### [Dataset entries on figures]
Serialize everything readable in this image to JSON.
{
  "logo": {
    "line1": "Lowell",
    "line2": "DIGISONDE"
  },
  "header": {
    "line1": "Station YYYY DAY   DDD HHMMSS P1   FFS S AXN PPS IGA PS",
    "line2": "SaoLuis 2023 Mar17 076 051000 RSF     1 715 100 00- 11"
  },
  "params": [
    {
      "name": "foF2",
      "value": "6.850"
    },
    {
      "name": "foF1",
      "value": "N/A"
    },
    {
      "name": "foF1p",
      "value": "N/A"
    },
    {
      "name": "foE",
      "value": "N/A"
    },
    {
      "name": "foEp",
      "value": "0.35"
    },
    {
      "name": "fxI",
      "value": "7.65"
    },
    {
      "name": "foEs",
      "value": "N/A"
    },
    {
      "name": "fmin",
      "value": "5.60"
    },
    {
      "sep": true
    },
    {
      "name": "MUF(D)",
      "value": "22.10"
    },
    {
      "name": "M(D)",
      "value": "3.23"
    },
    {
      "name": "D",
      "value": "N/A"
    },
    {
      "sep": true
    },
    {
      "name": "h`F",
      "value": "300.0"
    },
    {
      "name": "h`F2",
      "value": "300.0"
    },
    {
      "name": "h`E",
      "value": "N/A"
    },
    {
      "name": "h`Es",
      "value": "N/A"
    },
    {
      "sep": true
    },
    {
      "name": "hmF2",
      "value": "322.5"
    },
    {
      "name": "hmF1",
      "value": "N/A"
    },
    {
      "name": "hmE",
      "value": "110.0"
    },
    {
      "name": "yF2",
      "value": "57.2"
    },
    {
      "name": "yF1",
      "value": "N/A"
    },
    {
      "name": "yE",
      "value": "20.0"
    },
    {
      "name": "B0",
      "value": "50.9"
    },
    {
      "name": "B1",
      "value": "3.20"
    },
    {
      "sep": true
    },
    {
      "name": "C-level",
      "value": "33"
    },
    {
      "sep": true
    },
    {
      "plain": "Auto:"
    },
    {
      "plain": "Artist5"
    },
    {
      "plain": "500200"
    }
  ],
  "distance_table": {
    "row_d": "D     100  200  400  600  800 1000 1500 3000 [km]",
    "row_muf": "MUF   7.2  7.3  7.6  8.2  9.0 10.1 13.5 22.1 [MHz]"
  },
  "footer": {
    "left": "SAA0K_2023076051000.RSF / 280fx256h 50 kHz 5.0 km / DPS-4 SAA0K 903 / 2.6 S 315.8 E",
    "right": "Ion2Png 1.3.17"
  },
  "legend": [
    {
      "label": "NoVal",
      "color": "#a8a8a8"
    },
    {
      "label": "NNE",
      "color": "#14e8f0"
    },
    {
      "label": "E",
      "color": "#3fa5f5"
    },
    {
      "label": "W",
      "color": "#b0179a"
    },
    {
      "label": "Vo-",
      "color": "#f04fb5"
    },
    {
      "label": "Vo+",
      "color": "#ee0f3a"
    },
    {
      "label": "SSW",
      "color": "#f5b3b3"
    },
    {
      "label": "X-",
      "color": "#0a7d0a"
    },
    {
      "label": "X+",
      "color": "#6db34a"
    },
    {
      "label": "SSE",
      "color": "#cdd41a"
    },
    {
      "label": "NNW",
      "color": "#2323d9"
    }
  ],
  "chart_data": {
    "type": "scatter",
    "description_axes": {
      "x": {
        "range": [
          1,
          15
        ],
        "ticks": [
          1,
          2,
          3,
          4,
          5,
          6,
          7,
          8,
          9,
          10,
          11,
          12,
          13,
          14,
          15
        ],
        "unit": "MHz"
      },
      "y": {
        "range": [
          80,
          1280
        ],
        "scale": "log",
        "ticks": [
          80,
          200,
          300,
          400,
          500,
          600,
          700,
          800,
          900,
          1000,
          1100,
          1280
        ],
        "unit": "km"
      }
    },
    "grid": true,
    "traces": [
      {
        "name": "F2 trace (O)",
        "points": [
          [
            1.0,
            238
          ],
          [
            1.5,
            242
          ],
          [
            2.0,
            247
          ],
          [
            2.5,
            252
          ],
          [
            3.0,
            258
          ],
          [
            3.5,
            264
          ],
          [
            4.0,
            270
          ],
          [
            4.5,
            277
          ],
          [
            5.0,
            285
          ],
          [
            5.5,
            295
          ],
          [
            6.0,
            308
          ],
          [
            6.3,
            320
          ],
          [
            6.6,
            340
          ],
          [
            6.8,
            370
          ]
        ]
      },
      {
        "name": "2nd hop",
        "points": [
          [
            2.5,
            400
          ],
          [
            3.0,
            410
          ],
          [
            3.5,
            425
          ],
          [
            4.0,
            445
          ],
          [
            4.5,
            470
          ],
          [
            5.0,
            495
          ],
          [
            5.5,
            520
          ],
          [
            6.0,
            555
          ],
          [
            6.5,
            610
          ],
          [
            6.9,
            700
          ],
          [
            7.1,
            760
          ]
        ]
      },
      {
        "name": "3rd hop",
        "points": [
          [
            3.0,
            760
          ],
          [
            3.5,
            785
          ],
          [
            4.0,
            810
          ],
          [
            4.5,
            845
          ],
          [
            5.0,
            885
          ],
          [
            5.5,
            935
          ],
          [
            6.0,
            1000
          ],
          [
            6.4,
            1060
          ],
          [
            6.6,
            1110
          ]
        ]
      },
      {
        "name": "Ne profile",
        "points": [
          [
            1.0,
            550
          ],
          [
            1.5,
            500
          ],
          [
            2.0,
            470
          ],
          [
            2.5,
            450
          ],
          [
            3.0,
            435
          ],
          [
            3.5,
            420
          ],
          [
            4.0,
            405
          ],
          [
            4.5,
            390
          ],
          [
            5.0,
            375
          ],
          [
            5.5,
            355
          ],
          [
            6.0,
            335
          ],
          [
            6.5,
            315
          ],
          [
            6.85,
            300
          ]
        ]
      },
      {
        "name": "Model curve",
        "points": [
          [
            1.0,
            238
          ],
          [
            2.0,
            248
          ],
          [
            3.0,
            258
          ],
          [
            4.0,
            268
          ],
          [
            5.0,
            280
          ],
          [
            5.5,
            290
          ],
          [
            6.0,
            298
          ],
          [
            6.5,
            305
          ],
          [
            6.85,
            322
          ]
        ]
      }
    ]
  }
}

### [WRITTEN INSTRUCTION]
Reproduce the material above without altering a single character.

### [ANSWER TO THIS PROBLEM]
Serialize everything readable in this image to JSON.
{
  "logo": {
    "line1": "Lowell",
    "line2": "DIGISONDE"
  },
  "header": {
    "line1": "Station YYYY DAY   DDD HHMMSS P1   FFS S AXN PPS IGA PS",
    "line2": "SaoLuis 2023 Mar17 076 051000 RSF     1 715 100 00- 11"
  },
  "params": [
    {
      "name": "foF2",
      "value": "6.850"
    },
    {
      "name": "foF1",
      "value": "N/A"
    },
    {
      "name": "foF1p",
      "value": "N/A"
    },
    {
      "name": "foE",
      "value": "N/A"
    },
    {
      "name": "foEp",
      "value": "0.35"
    },
    {
      "name": "fxI",
      "value": "7.65"
    },
    {
      "name": "foEs",
      "value": "N/A"
    },
    {
      "name": "fmin",
      "value": "5.60"
    },
    {
      "sep": true
    },
    {
      "name": "MUF(D)",
      "value": "22.10"
    },
    {
      "name": "M(D)",
      "value": "3.23"
    },
    {
      "name": "D",
      "value": "N/A"
    },
    {
      "sep": true
    },
    {
      "name": "h`F",
      "value": "300.0"
    },
    {
      "name": "h`F2",
      "value": "300.0"
    },
    {
      "name": "h`E",
      "value": "N/A"
    },
    {
      "name": "h`Es",
      "value": "N/A"
    },
    {
      "sep": true
    },
    {
      "name": "hmF2",
      "value": "322.5"
    },
    {
      "name": "hmF1",
      "value": "N/A"
    },
    {
      "name": "hmE",
      "value": "110.0"
    },
    {
      "name": "yF2",
      "value": "57.2"
    },
    {
      "name": "yF1",
      "value": "N/A"
    },
    {
      "name": "yE",
      "value": "20.0"
    },
    {
      "name": "B0",
      "value": "50.9"
    },
    {
      "name": "B1",
      "value": "3.20"
    },
    {
      "sep": true
    },
    {
      "name": "C-level",
      "value": "33"
    },
    {
      "sep": true
    },
    {
      "plain": "Auto:"
    },
    {
      "plain": "Artist5"
    },
    {
      "plain": "500200"
    }
  ],
  "distance_table": {
    "row_d": "D     100  200  400  600  800 1000 1500 3000 [km]",
    "row_muf": "MUF   7.2  7.3  7.6  8.2  9.0 10.1 13.5 22.1 [MHz]"
  },
  "footer": {
    "left": "SAA0K_2023076051000.RSF / 280fx256h 50 kHz 5.0 km / DPS-4 SAA0K 903 / 2.6 S 315.8 E",
    "right": "Ion2Png 1.3.17"
  },
  "legend": [
    {
      "label": "NoVal",
      "color": "#a8a8a8"
    },
    {
      "label": "NNE",
      "color": "#14e8f0"
    },
    {
      "label": "E",
      "color": "#3fa5f5"
    },
    {
      "label": "W",
      "color": "#b0179a"
    },
    {
      "label": "Vo-",
      "color": "#f04fb5"
    },
    {
      "label": "Vo+",
      "color": "#ee0f3a"
    },
    {
      "label": "SSW",
      "color": "#f5b3b3"
    },
    {
      "label": "X-",
      "color": "#0a7d0a"
    },
    {
      "label": "X+",
      "color": "#6db34a"
    },
    {
      "label": "SSE",
      "color": "#cdd41a"
    },
    {
      "label": "NNW",
      "color": "#2323d9"
    }
  ],
  "chart_data": {
    "type": "scatter",
    "description_axes": {
      "x": {
        "range": [
          1,
          15
        ],
        "ticks": [
          1,
          2,
          3,
          4,
          5,
          6,
          7,
          8,
          9,
          10,
          11,
          12,
          13,
          14,
          15
        ],
        "unit": "MHz"
      },
      "y": {
        "range": [
          80,
          1280
        ],
        "scale": "log",
        "ticks": [
          80,
          200,
          300,
          400,
          500,
          600,
          700,
          800,
          900,
          1000,
          1100,
          1280
        ],
        "unit": "km"
      }
    },
    "grid": true,
    "traces": [
      {
        "name": "F2 trace (O)",
        "points": [
          [
            1.0,
            238
          ],
          [
            1.5,
            242
          ],
          [
            2.0,
            247
          ],
          [
            2.5,
            252
          ],
          [
            3.0,
            258
          ],
          [
            3.5,
            264
          ],
          [
            4.0,
            270
          ],
          [
            4.5,
            277
          ],
          [
            5.0,
            285
          ],
          [
            5.5,
            295
          ],
          [
            6.0,
            308
          ],
          [
            6.3,
            320
          ],
          [
            6.6,
            340
          ],
          [
            6.8,
            370
          ]
        ]
      },
      {
        "name": "2nd hop",
        "points": [
          [
            2.5,
            400
          ],
          [
            3.0,
            410
          ],
          [
            3.5,
            425
          ],
          [
            4.0,
            445
          ],
          [
            4.5,
            470
          ],
          [
            5.0,
            495
          ],
          [
            5.5,
            520
          ],
          [
            6.0,
            555
          ],
          [
            6.5,
            610
          ],
          [
            6.9,
            700
          ],
          [
            7.1,
            760
          ]
        ]
      },
      {
        "name": "3rd hop",
        "points": [
          [
            3.0,
            760
          ],
          [
            3.5,
            785
          ],
          [
            4.0,
            810
          ],
          [
            4.5,
            845
          ],
          [
            5.0,
            885
          ],
          [
            5.5,
            935
          ],
          [
            6.0,
            1000
          ],
          [
            6.4,
            1060
          ],
          [
            6.6,
            1110
          ]
        ]
      },
      {
        "name": "Ne profile",
        "points": [
          [
            1.0,
            550
          ],
          [
            1.5,
            500
          ],
          [
            2.0,
            470
          ],
          [
            2.5,
            450
          ],
          [
            3.0,
            435
          ],
          [
            3.5,
            420
          ],
          [
            4.0,
            405
          ],
          [
            4.5,
            390
          ],
          [
            5.0,
            375
          ],
          [
            5.5,
            355
          ],
          [
            6.0,
            335
          ],
          [
            6.5,
            315
          ],
          [
            6.85,
            300
          ]
        ]
      },
      {
        "name": "Model curve",
        "points": [
          [
            1.0,
            238
          ],
          [
            2.0,
            248
          ],
          [
            3.0,
            258
          ],
          [
            4.0,
            268
          ],
          [
            5.0,
            280
          ],
          [
            5.5,
            290
          ],
          [
            6.0,
            298
          ],
          [
            6.5,
            305
          ],
          [
            6.85,
            322
          ]
        ]
      }
    ]
  }
}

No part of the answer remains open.